--- Begin RECORD LIST ---
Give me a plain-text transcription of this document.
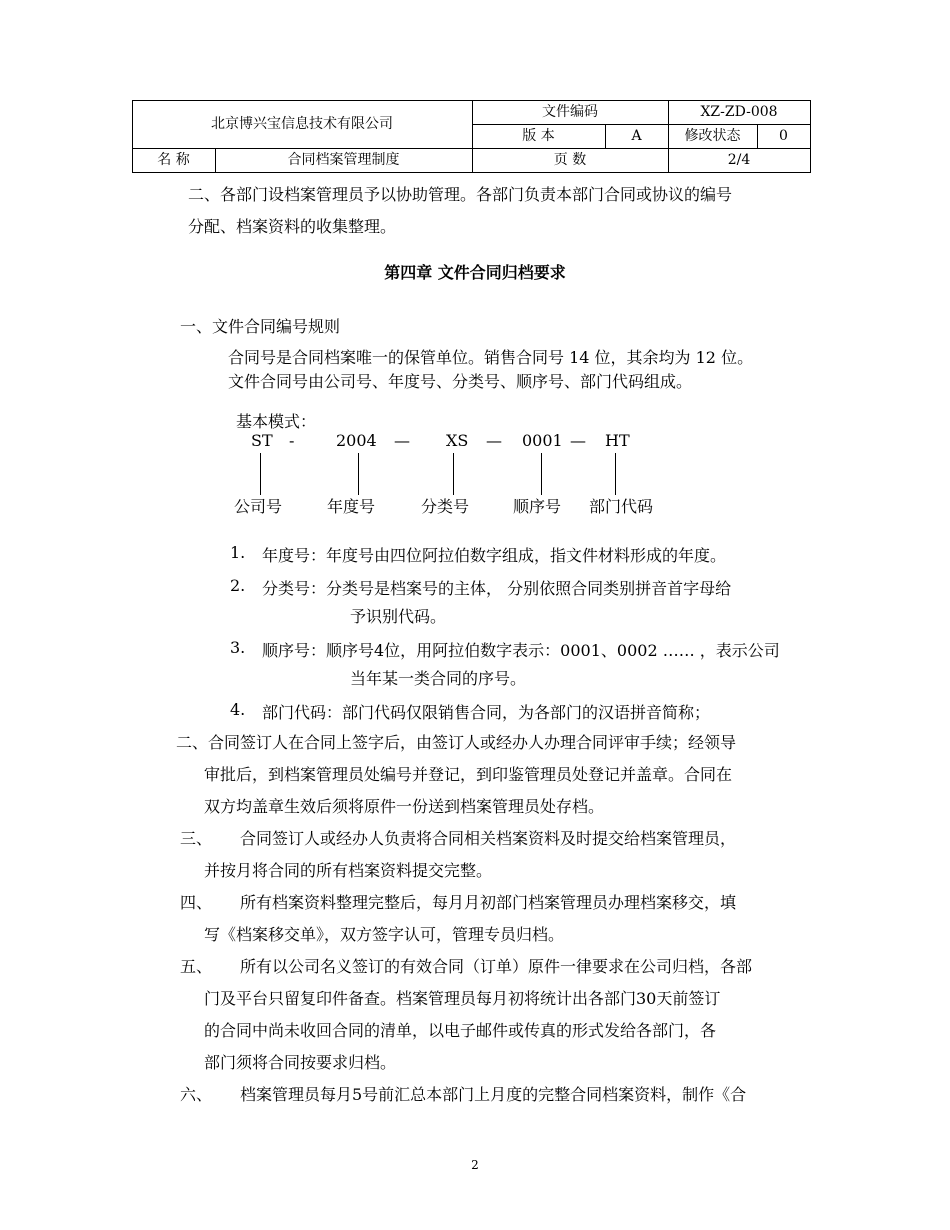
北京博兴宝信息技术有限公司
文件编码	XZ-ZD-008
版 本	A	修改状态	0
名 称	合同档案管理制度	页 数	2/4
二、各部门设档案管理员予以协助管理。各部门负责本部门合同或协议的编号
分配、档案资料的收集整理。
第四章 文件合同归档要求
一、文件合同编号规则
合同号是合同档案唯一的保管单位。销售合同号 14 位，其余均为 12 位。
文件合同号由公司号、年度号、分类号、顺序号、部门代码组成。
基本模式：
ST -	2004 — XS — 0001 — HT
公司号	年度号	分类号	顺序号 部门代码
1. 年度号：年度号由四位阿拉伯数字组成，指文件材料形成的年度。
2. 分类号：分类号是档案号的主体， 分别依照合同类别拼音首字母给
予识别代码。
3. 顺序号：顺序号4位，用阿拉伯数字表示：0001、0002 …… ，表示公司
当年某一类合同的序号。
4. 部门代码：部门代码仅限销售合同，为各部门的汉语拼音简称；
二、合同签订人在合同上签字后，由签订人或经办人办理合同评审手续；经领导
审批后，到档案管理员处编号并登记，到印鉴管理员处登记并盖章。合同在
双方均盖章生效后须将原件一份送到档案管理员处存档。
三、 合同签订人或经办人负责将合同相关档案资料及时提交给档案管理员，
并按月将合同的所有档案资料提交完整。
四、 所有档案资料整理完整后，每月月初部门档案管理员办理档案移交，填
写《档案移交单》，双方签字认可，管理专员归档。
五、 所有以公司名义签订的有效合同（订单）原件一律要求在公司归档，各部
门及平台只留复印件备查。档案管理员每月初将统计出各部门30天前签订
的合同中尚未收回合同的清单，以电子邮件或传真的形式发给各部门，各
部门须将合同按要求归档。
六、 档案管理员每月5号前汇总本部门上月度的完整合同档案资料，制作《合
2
--- End RECORD LIST ---
* **GIVEN TASK**
Leave out the pictures, and give all the records again exactly.

* **TASK RESPONSE**
Give me a plain-text transcription of this document.
北京博兴宝信息技术有限公司
文件编码	XZ-ZD-008
版 本	A	修改状态	0
名 称	合同档案管理制度	页 数	2/4
二、各部门设档案管理员予以协助管理。各部门负责本部门合同或协议的编号
分配、档案资料的收集整理。
第四章 文件合同归档要求
一、文件合同编号规则
合同号是合同档案唯一的保管单位。销售合同号 14 位，其余均为 12 位。
文件合同号由公司号、年度号、分类号、顺序号、部门代码组成。
基本模式：
ST -	2004 — XS — 0001 — HT
公司号	年度号	分类号	顺序号 部门代码
1. 年度号：年度号由四位阿拉伯数字组成，指文件材料形成的年度。
2. 分类号：分类号是档案号的主体， 分别依照合同类别拼音首字母给
予识别代码。
3. 顺序号：顺序号4位，用阿拉伯数字表示：0001、0002 …… ，表示公司
当年某一类合同的序号。
4. 部门代码：部门代码仅限销售合同，为各部门的汉语拼音简称；
二、合同签订人在合同上签字后，由签订人或经办人办理合同评审手续；经领导
审批后，到档案管理员处编号并登记，到印鉴管理员处登记并盖章。合同在
双方均盖章生效后须将原件一份送到档案管理员处存档。
三、 合同签订人或经办人负责将合同相关档案资料及时提交给档案管理员，
并按月将合同的所有档案资料提交完整。
四、 所有档案资料整理完整后，每月月初部门档案管理员办理档案移交，填
写《档案移交单》，双方签字认可，管理专员归档。
五、 所有以公司名义签订的有效合同（订单）原件一律要求在公司归档，各部
门及平台只留复印件备查。档案管理员每月初将统计出各部门30天前签订
的合同中尚未收回合同的清单，以电子邮件或传真的形式发给各部门，各
部门须将合同按要求归档。
六、 档案管理员每月5号前汇总本部门上月度的完整合同档案资料，制作《合
2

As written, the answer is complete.